> _DIRECTIONS FOR THIS TASK_:
How many of these lines hold the string "stock"? Answer with the number only.
※
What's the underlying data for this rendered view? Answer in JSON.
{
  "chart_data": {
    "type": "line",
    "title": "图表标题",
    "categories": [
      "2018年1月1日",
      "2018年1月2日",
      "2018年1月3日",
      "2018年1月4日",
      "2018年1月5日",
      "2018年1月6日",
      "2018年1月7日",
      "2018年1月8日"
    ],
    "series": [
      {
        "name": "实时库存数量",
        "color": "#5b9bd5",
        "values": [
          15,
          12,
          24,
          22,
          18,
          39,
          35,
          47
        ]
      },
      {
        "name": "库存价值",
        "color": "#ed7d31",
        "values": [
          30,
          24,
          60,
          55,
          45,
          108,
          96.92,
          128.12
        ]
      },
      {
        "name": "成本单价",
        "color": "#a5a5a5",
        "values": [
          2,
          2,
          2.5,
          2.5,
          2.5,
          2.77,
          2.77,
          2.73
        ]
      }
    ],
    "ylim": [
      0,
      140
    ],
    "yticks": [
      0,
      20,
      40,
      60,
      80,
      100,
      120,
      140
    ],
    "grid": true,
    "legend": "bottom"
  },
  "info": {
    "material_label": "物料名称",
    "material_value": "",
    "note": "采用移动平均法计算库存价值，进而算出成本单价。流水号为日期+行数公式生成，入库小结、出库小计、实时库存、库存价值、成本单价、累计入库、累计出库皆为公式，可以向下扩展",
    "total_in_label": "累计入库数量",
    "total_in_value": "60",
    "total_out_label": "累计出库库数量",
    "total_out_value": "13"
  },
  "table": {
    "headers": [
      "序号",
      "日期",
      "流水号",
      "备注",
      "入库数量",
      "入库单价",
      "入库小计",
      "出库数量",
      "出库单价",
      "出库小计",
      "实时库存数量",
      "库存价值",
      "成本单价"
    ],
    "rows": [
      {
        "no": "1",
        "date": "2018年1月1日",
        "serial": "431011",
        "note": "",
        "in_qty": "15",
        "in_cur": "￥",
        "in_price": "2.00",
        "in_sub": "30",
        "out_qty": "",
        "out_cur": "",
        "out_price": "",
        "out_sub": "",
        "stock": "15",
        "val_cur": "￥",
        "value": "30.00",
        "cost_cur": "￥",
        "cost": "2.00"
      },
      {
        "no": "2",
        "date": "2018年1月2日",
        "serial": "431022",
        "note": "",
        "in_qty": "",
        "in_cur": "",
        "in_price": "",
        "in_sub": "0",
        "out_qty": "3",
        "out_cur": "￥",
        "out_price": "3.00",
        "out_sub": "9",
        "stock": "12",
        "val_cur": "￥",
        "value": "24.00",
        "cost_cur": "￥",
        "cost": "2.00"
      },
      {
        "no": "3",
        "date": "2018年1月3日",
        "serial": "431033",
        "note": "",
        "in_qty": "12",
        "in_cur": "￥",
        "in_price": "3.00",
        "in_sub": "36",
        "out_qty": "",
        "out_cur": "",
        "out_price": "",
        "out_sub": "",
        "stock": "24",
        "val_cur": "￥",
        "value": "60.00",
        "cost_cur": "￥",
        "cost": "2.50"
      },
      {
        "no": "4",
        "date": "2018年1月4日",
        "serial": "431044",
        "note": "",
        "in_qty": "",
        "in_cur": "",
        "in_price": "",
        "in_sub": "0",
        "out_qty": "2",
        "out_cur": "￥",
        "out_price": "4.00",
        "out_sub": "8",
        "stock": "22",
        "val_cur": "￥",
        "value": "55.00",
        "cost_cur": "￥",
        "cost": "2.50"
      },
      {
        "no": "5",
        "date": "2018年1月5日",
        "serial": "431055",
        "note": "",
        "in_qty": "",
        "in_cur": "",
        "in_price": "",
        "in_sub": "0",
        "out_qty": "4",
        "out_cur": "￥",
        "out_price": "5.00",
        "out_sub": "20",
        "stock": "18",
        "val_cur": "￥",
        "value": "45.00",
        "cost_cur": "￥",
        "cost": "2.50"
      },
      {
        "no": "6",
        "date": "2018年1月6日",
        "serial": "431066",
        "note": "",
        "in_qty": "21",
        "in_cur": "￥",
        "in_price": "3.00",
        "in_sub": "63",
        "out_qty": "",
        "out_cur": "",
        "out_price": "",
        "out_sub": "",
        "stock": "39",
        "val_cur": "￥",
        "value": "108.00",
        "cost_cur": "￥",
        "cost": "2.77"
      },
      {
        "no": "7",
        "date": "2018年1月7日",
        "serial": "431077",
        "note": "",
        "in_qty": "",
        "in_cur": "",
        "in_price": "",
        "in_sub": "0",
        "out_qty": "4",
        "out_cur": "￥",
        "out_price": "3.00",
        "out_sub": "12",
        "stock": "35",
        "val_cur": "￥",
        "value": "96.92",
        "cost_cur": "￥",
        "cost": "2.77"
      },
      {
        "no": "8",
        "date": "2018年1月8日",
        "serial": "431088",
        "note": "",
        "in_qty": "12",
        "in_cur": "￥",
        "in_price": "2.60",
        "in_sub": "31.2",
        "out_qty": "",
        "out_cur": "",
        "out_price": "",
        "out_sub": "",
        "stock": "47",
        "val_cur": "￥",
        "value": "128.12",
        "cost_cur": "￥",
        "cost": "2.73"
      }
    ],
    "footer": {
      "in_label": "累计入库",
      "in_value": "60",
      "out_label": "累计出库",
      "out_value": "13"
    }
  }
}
※
> _RESPONSE_:
8